[Data records]

--------

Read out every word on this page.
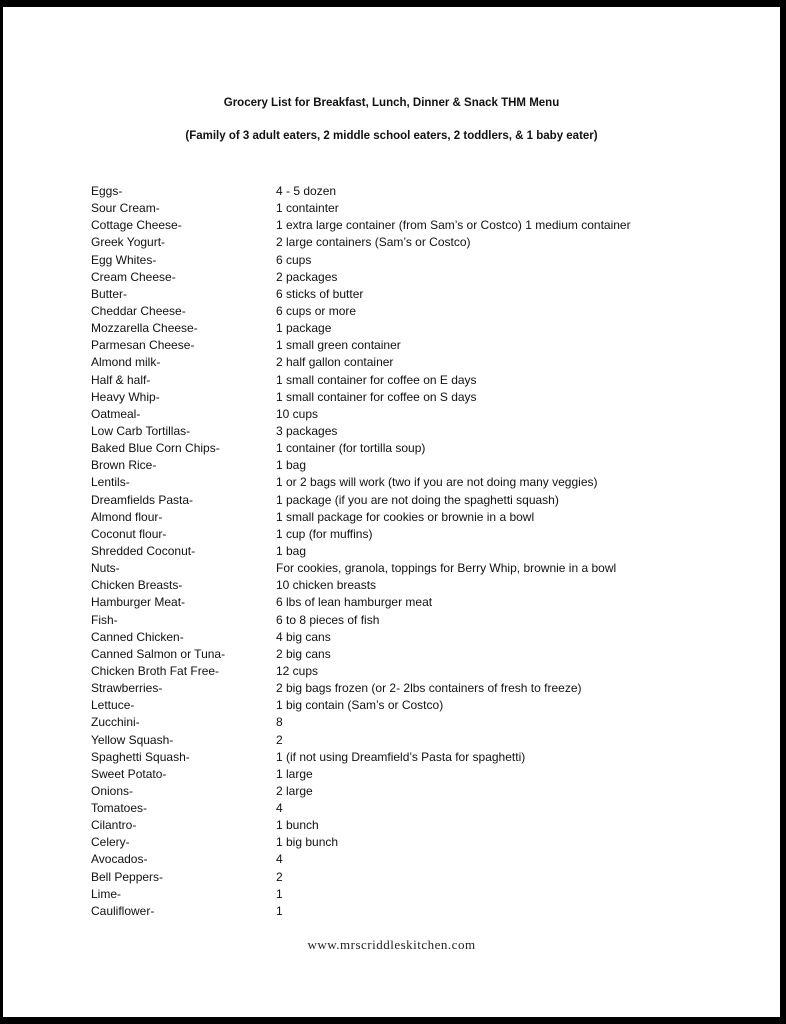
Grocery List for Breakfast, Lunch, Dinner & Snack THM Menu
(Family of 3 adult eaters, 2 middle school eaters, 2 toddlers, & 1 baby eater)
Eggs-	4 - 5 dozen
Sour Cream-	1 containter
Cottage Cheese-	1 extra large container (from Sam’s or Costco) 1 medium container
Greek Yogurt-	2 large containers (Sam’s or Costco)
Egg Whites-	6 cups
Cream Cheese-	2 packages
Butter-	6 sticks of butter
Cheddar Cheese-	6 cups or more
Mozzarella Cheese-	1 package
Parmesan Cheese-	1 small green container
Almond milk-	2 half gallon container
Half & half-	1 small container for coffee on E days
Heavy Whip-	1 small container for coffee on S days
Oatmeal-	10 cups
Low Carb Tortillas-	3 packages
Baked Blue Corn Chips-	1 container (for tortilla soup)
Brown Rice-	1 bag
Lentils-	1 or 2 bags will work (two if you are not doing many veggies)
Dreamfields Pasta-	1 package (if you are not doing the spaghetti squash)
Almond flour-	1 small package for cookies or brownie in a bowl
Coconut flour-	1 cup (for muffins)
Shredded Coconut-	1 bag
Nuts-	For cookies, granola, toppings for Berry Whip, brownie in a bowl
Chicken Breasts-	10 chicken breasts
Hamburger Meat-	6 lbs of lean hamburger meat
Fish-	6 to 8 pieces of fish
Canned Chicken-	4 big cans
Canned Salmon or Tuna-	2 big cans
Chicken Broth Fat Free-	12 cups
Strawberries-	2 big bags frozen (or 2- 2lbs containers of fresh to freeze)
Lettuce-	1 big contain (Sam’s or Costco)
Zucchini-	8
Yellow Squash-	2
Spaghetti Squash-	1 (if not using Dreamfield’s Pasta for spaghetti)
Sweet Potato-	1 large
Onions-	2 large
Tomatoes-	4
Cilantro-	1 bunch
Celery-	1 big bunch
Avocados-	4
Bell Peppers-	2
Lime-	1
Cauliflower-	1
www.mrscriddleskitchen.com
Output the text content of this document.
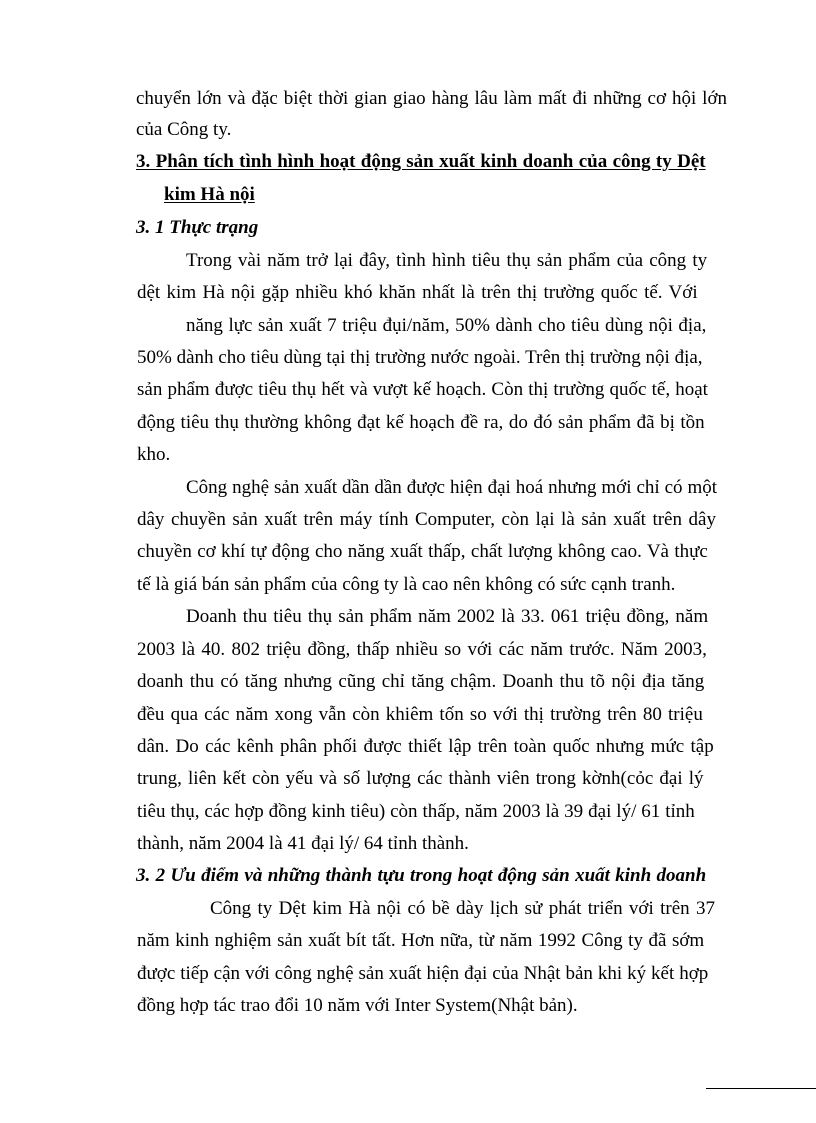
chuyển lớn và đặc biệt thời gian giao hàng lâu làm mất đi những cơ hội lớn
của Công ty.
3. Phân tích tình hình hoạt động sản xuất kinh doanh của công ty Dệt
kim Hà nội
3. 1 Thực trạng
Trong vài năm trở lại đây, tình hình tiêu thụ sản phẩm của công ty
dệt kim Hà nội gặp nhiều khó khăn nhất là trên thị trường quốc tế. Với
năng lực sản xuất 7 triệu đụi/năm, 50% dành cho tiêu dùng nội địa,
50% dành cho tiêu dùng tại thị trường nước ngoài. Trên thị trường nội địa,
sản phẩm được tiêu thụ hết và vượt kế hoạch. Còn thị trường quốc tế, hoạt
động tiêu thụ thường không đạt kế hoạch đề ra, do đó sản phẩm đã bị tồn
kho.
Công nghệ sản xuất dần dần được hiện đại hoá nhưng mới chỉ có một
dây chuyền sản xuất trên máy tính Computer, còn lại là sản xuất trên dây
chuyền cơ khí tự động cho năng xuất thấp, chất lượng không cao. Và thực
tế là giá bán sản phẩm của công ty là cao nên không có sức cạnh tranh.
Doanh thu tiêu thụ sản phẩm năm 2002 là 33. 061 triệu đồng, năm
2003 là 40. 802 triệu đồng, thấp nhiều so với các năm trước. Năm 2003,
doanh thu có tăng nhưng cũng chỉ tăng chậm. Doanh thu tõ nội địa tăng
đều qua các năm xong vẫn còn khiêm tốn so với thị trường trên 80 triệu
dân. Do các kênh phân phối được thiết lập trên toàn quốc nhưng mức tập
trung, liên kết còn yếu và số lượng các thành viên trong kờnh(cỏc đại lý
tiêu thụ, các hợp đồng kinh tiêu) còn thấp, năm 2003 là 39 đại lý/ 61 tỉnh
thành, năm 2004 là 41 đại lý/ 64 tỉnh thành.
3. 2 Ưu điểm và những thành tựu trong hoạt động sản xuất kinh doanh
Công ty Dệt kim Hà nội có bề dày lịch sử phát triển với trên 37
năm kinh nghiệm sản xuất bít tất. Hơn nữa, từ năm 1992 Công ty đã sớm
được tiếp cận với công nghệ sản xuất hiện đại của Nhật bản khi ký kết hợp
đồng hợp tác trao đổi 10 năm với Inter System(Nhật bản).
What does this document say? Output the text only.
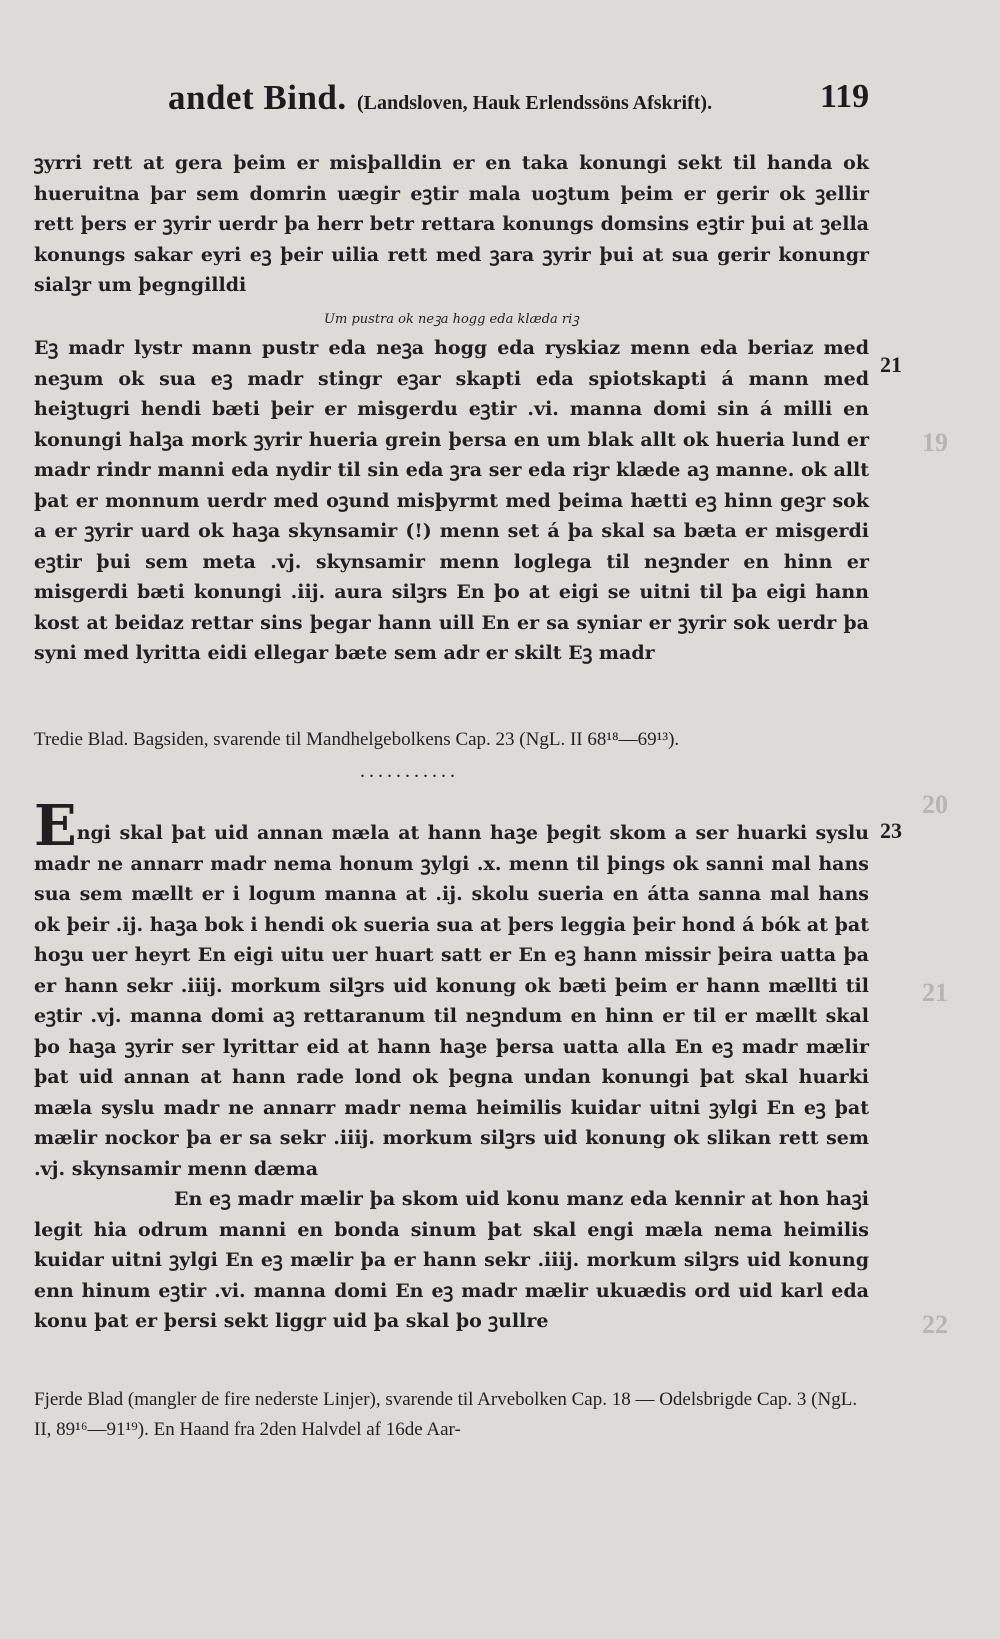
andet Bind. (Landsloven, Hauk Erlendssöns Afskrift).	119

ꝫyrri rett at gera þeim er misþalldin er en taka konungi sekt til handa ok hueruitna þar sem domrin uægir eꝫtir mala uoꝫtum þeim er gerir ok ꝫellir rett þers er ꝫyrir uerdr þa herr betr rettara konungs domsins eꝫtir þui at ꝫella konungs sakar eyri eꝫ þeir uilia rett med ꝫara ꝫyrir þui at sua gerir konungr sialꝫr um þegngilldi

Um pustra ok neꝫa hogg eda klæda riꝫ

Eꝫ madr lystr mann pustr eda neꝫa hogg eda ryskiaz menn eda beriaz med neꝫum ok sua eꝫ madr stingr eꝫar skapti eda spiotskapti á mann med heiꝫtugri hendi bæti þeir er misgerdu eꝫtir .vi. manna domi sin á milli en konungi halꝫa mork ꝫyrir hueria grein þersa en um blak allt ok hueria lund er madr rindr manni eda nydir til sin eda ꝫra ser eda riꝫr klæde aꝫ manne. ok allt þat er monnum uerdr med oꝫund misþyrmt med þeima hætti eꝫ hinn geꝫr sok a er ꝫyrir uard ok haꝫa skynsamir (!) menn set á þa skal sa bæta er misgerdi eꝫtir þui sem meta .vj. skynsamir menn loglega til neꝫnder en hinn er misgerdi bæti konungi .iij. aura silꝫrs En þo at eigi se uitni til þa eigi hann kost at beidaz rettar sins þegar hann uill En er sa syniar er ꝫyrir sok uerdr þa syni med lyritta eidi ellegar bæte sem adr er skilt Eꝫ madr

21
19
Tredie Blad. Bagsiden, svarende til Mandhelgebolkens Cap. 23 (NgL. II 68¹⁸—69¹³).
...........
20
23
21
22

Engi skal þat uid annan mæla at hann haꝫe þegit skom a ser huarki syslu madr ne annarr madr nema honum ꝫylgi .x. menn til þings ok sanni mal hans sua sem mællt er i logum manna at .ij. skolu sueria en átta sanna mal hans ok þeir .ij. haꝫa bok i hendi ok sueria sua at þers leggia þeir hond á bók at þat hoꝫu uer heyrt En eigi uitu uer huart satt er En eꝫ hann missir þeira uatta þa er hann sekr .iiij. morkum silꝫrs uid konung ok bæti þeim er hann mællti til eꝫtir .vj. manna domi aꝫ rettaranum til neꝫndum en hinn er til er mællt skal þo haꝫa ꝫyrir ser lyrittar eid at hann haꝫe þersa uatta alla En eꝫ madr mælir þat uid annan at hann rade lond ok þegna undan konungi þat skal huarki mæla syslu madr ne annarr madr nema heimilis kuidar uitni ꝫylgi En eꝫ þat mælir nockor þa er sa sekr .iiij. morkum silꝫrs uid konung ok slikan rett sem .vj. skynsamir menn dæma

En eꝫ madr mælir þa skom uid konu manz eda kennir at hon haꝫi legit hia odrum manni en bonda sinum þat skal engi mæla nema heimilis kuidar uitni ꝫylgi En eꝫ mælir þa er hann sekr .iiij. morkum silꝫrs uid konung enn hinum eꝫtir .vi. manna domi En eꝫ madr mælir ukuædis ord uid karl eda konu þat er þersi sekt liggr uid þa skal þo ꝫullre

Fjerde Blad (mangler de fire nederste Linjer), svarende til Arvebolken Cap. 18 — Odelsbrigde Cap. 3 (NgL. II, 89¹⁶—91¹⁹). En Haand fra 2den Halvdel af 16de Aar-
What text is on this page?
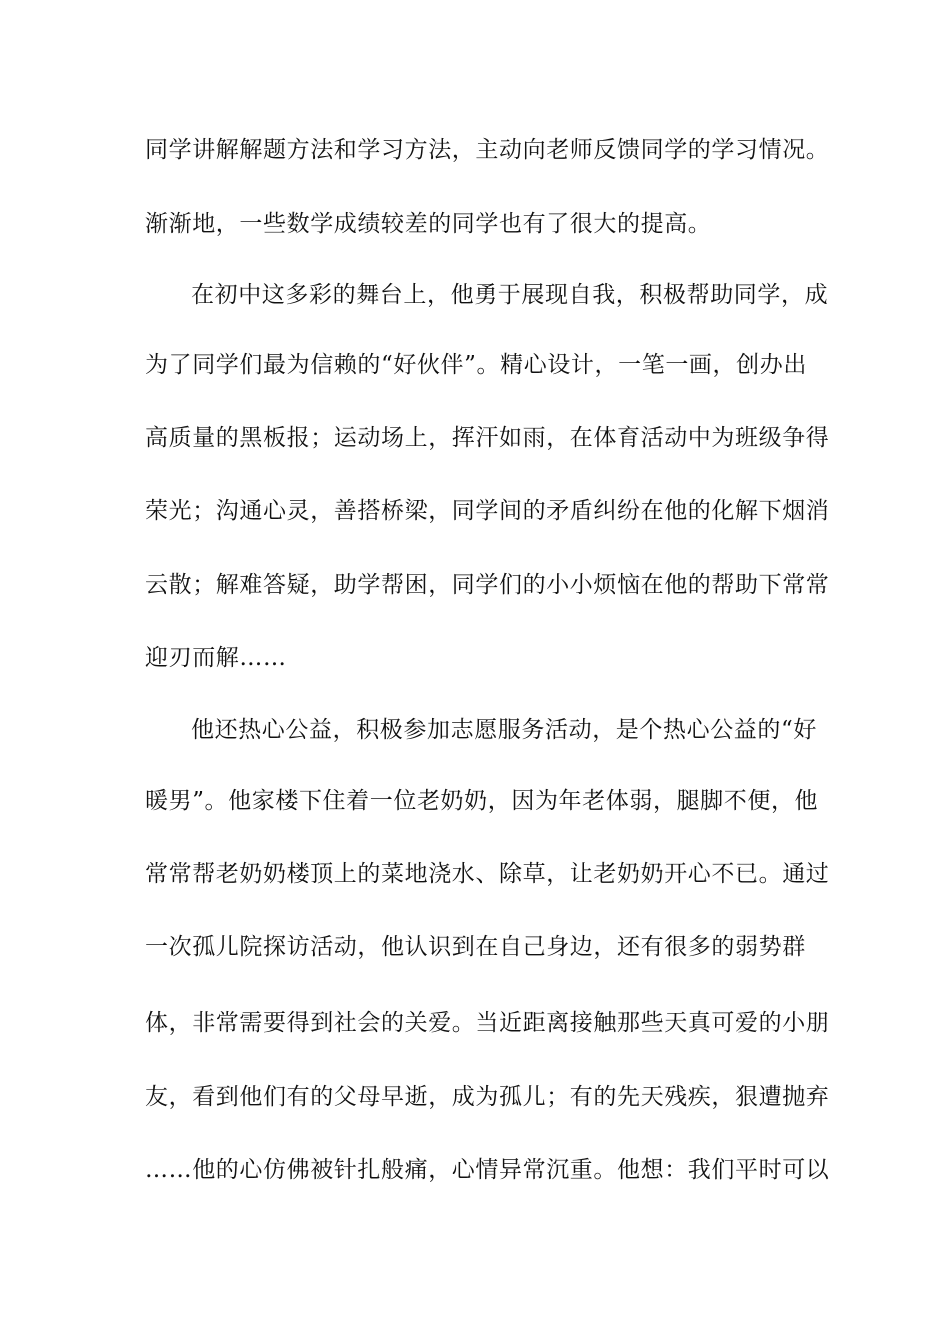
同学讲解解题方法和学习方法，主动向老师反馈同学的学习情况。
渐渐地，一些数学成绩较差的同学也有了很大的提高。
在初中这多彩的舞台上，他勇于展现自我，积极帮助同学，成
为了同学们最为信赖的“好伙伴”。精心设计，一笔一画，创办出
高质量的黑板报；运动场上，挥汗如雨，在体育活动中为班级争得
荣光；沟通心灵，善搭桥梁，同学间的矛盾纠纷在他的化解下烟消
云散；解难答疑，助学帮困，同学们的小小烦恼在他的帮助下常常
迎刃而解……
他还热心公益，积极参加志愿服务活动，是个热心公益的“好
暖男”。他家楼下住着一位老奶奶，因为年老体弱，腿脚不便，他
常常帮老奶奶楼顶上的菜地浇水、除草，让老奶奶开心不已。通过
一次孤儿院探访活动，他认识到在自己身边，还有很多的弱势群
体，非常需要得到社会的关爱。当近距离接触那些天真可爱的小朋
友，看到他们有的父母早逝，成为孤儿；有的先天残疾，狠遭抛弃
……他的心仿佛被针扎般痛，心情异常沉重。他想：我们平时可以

--------

(EXERCISE DETAILS): Pull every line containing "bowl" from the data.

(EXPECTED OUTPUT):
Almond flour-	1 small package for cookies or brownie in a bowl
Nuts-	For cookies, granola, toppings for Berry Whip, brownie in a bowl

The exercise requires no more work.